_INSTRUCTIONS FOR THE TASK_
Reproduce the lines from the start of the records through the line containing "menu-tile[interactable]: REGISTRAR SOLICITUD", both included.

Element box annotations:
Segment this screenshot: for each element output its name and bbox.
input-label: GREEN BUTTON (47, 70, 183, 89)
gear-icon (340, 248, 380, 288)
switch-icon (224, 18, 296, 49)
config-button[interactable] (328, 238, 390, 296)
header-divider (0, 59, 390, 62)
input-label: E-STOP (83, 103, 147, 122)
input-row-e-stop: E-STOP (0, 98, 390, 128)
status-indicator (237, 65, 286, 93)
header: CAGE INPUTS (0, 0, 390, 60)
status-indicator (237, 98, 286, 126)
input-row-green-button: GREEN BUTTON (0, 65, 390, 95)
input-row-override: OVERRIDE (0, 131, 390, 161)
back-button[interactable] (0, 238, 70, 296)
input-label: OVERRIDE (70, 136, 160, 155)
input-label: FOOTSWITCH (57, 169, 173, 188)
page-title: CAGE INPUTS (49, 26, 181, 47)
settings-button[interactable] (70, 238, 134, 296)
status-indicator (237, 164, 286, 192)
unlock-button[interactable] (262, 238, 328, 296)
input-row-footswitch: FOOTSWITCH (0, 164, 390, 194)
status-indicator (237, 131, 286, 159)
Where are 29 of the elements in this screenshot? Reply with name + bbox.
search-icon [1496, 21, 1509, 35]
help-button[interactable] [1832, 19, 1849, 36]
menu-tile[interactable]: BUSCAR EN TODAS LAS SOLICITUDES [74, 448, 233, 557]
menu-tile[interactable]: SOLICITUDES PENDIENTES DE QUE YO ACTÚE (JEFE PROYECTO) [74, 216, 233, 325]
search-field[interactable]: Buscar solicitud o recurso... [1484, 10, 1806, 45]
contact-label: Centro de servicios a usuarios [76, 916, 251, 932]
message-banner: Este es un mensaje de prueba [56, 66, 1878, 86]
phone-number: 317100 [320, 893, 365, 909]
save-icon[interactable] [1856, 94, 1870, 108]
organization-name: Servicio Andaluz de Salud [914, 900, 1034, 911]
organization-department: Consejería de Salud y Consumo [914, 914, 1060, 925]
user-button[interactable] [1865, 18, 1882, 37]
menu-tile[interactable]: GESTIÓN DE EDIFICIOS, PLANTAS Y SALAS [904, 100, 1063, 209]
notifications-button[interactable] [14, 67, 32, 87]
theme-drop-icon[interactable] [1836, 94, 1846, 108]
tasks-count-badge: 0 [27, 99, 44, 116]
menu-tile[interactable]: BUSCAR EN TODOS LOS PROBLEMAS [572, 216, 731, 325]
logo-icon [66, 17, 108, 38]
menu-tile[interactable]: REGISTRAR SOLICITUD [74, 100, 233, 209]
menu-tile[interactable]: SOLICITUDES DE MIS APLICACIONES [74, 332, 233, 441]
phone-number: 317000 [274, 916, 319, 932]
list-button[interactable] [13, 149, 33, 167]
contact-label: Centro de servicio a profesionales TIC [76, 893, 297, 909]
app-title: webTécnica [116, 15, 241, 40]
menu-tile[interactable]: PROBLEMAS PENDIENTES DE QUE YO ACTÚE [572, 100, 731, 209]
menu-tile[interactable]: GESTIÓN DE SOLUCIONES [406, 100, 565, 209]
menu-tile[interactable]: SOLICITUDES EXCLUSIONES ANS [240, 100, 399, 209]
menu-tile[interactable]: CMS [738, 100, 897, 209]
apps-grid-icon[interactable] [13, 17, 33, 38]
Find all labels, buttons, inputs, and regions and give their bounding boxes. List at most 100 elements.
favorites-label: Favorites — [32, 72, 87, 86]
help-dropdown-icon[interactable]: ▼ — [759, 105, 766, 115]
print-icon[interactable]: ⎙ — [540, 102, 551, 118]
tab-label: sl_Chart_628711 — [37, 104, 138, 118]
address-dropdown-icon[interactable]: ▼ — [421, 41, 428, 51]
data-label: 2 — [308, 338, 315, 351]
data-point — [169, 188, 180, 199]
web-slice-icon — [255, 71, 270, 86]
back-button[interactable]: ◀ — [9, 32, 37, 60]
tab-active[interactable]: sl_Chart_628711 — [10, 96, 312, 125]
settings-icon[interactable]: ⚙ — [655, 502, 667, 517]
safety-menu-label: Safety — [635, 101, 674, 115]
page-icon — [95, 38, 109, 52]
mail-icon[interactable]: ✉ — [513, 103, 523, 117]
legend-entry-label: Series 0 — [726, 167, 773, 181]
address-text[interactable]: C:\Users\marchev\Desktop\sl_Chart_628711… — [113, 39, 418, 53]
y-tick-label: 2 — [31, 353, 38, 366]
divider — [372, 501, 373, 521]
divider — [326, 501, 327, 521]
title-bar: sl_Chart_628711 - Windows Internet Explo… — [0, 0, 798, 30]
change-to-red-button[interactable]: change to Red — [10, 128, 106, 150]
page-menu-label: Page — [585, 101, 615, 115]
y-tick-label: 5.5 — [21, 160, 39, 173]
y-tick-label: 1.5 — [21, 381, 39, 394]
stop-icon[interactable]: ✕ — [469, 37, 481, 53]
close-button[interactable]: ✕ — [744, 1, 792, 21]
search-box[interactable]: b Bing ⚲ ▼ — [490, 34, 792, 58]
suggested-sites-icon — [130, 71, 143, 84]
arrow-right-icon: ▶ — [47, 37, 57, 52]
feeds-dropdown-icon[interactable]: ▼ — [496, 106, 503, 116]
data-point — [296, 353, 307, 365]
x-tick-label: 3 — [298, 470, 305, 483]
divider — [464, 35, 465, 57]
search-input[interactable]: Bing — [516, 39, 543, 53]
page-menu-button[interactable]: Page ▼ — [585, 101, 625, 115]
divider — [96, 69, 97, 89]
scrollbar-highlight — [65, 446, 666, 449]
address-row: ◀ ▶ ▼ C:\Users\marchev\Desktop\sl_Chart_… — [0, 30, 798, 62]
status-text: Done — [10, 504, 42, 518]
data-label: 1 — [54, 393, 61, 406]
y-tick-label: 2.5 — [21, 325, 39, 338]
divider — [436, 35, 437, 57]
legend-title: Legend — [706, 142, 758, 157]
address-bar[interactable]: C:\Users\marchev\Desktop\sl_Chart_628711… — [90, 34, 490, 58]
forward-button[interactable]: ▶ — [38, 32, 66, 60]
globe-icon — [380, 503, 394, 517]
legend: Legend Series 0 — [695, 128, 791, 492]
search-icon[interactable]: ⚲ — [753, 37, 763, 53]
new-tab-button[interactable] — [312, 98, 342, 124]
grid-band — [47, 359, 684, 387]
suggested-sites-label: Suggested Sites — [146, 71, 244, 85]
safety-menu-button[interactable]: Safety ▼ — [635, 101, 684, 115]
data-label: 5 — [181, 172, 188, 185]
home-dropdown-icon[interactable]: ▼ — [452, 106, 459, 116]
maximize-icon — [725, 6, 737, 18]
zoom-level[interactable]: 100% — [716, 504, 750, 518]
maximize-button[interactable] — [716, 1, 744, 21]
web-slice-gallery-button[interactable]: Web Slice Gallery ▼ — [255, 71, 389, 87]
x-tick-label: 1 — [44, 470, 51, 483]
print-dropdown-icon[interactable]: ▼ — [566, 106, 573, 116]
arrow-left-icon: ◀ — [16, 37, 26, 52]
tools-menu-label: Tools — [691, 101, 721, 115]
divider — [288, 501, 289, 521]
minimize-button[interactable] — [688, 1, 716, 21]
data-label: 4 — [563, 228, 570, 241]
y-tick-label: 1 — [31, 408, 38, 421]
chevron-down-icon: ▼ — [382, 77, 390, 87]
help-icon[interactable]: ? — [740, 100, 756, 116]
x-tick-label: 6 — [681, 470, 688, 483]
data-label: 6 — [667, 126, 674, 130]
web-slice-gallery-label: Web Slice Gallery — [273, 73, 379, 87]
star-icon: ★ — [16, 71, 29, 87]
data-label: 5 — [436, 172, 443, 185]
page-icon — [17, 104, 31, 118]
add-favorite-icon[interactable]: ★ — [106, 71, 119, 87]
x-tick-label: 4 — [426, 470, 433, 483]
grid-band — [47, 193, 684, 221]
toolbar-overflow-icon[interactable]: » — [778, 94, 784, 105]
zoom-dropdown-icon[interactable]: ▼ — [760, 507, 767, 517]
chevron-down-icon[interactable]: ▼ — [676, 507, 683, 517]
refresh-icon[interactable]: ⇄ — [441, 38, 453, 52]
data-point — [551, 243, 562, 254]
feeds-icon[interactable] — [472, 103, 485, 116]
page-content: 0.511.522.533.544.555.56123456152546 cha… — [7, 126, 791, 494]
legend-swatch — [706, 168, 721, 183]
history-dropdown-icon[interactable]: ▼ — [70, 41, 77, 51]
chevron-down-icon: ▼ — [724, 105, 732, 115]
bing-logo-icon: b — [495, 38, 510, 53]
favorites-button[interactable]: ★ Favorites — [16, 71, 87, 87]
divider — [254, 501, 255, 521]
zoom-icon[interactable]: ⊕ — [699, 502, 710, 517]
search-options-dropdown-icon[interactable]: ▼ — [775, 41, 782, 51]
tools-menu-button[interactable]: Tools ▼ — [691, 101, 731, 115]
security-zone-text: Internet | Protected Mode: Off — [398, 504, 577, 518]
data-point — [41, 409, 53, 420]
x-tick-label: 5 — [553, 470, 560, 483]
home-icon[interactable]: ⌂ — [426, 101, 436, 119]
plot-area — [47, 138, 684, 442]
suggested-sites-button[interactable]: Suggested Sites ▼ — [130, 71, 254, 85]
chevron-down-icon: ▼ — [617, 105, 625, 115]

_FINISHED TASK_
Segment this screenshot: for each element output its name and bbox.
input-label: GREEN BUTTON (47, 70, 183, 89)
gear-icon (340, 248, 380, 288)
switch-icon (224, 18, 296, 49)
config-button[interactable] (328, 238, 390, 296)
header-divider (0, 59, 390, 62)
input-label: E-STOP (83, 103, 147, 122)
input-row-e-stop: E-STOP (0, 98, 390, 128)
status-indicator (237, 65, 286, 93)
header: CAGE INPUTS (0, 0, 390, 60)
status-indicator (237, 98, 286, 126)
input-row-green-button: GREEN BUTTON (0, 65, 390, 95)
input-row-override: OVERRIDE (0, 131, 390, 161)
back-button[interactable] (0, 238, 70, 296)
input-label: OVERRIDE (70, 136, 160, 155)
input-label: FOOTSWITCH (57, 169, 173, 188)
page-title: CAGE INPUTS (49, 26, 181, 47)
settings-button[interactable] (70, 238, 134, 296)
status-indicator (237, 164, 286, 192)
unlock-button[interactable] (262, 238, 328, 296)
input-row-footswitch: FOOTSWITCH (0, 164, 390, 194)
status-indicator (237, 131, 286, 159)
Where are 29 of the elements in this screenshot? Reply with name + bbox.
search-icon [1496, 21, 1509, 35]
help-button[interactable] [1832, 19, 1849, 36]
menu-tile[interactable]: BUSCAR EN TODAS LAS SOLICITUDES [74, 448, 233, 557]
menu-tile[interactable]: SOLICITUDES PENDIENTES DE QUE YO ACTÚE (JEFE PROYECTO) [74, 216, 233, 325]
search-field[interactable]: Buscar solicitud o recurso... [1484, 10, 1806, 45]
contact-label: Centro de servicios a usuarios [76, 916, 251, 932]
message-banner: Este es un mensaje de prueba [56, 66, 1878, 86]
phone-number: 317100 [320, 893, 365, 909]
save-icon[interactable] [1856, 94, 1870, 108]
organization-name: Servicio Andaluz de Salud [914, 900, 1034, 911]
organization-department: Consejería de Salud y Consumo [914, 914, 1060, 925]
user-button[interactable] [1865, 18, 1882, 37]
menu-tile[interactable]: GESTIÓN DE EDIFICIOS, PLANTAS Y SALAS [904, 100, 1063, 209]
notifications-button[interactable] [14, 67, 32, 87]
theme-drop-icon[interactable] [1836, 94, 1846, 108]
tasks-count-badge: 0 [27, 99, 44, 116]
menu-tile[interactable]: BUSCAR EN TODOS LOS PROBLEMAS [572, 216, 731, 325]
logo-icon [66, 17, 108, 38]
menu-tile[interactable]: REGISTRAR SOLICITUD [74, 100, 233, 209]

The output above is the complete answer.